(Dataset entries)
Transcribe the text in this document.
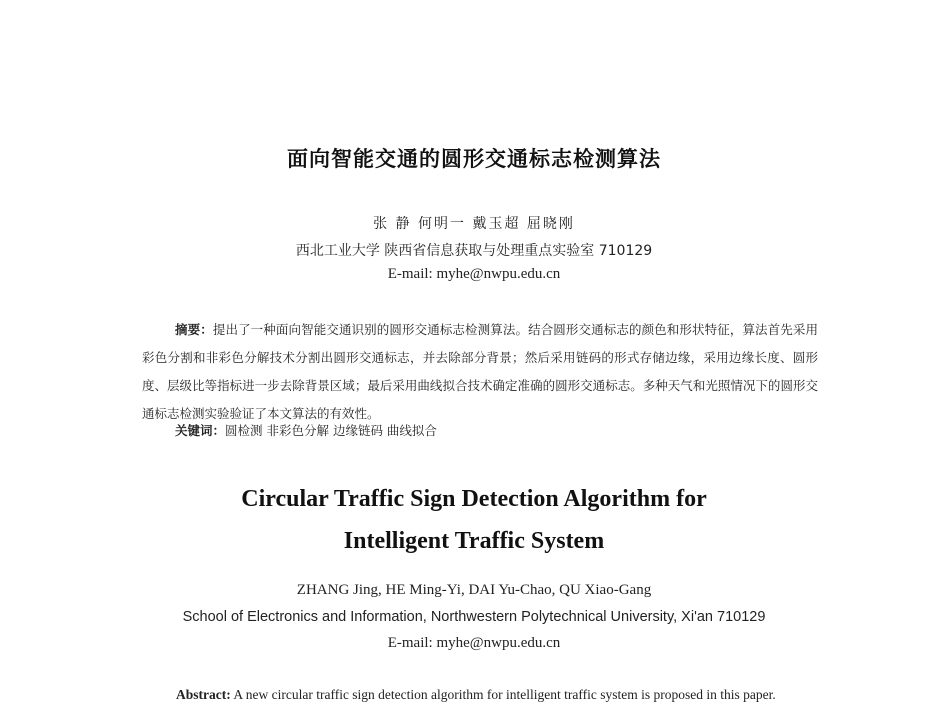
面向智能交通的圆形交通标志检测算法
张 静 何明一 戴玉超 屈晓刚
西北工业大学 陕西省信息获取与处理重点实验室 710129
E-mail: myhe@nwpu.edu.cn
摘要：提出了一种面向智能交通识别的圆形交通标志检测算法。结合圆形交通标志的颜色和形状特征，算法首先采用彩色分割和非彩色分解技术分割出圆形交通标志，并去除部分背景；然后采用链码的形式存储边缘，采用边缘长度、圆形度、层级比等指标进一步去除背景区域；最后采用曲线拟合技术确定准确的圆形交通标志。多种天气和光照情况下的圆形交通标志检测实验验证了本文算法的有效性。
关键词：圆检测 非彩色分解 边缘链码 曲线拟合
Circular Traffic Sign Detection Algorithm for
Intelligent Traffic System
ZHANG Jing, HE Ming-Yi, DAI Yu-Chao, QU Xiao-Gang
School of Electronics and Information, Northwestern Polytechnical University, Xi'an 710129
E-mail: myhe@nwpu.edu.cn
Abstract: A new circular traffic sign detection algorithm for intelligent traffic system is proposed in this paper.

▶ _What to work on_:
Locate all lines holding the word "this", then copy them out.

▶ _Final answer_:
Transcribe the text in this document.
Abstract: A new circular traffic sign detection algorithm for intelligent traffic system is proposed in this paper.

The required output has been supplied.